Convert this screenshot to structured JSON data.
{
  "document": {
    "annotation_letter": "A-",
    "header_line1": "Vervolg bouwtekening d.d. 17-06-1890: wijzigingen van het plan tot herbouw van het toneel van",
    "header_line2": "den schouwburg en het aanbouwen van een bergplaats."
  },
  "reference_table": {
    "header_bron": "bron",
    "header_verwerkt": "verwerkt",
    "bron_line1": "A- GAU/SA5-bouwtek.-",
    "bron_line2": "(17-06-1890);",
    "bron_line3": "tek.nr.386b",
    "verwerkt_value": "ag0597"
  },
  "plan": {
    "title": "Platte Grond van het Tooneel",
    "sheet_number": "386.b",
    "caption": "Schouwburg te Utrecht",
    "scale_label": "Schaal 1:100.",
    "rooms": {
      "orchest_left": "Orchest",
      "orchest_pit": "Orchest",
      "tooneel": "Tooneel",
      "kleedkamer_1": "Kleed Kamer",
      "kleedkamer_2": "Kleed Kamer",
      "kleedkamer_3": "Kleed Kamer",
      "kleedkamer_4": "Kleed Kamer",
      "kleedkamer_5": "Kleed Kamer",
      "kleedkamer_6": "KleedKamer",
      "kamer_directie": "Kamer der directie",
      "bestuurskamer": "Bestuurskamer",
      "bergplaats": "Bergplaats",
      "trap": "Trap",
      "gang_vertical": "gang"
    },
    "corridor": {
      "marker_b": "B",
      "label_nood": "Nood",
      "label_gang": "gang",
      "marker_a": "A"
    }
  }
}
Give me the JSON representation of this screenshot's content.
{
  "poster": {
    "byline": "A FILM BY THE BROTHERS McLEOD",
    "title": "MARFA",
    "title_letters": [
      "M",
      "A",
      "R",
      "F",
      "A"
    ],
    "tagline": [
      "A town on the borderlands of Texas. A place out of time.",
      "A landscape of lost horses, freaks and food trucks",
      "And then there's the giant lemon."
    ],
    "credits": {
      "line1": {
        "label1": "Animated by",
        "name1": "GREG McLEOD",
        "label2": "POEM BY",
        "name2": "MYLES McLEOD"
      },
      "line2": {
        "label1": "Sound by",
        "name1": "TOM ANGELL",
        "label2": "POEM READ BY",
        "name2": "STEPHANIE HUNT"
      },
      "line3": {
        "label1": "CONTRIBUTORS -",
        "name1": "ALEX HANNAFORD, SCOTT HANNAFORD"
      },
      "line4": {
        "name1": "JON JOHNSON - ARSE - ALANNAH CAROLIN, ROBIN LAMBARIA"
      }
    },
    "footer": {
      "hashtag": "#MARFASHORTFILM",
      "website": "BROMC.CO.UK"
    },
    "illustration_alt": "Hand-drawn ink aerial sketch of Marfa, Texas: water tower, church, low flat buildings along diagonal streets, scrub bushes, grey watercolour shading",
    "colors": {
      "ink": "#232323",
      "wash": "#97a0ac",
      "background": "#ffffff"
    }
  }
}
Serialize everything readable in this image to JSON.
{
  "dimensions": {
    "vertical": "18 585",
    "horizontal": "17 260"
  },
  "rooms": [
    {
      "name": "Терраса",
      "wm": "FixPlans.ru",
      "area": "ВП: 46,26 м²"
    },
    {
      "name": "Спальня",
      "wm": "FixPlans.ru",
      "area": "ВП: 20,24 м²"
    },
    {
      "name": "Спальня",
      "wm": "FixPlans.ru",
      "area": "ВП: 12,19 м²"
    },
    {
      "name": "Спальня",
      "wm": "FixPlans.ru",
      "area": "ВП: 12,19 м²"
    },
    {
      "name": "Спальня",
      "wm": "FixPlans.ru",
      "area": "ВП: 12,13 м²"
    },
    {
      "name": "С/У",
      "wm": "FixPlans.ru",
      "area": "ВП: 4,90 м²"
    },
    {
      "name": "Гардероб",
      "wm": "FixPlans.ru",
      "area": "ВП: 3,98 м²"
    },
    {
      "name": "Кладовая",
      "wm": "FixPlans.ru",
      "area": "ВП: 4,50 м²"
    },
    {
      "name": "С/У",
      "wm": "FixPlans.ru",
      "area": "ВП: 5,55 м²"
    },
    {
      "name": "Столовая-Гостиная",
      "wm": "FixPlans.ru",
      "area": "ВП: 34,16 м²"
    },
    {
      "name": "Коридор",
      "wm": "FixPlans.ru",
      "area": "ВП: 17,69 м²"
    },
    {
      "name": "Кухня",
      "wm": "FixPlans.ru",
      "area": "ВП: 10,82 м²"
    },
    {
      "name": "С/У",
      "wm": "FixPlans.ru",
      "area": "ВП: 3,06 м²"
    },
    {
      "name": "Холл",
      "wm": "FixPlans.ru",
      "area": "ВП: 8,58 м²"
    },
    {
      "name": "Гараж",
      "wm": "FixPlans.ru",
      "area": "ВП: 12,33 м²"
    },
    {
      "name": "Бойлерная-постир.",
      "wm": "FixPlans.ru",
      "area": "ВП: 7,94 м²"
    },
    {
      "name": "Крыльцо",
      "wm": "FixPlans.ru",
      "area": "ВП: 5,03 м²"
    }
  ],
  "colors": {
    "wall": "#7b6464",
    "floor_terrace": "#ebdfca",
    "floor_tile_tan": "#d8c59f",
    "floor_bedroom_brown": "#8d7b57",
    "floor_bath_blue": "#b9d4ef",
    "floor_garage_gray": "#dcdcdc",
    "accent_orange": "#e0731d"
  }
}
********
> [Brief]
Find every line holding the word "bergplaats"; give their count and nothing else.

> [Correct output]
2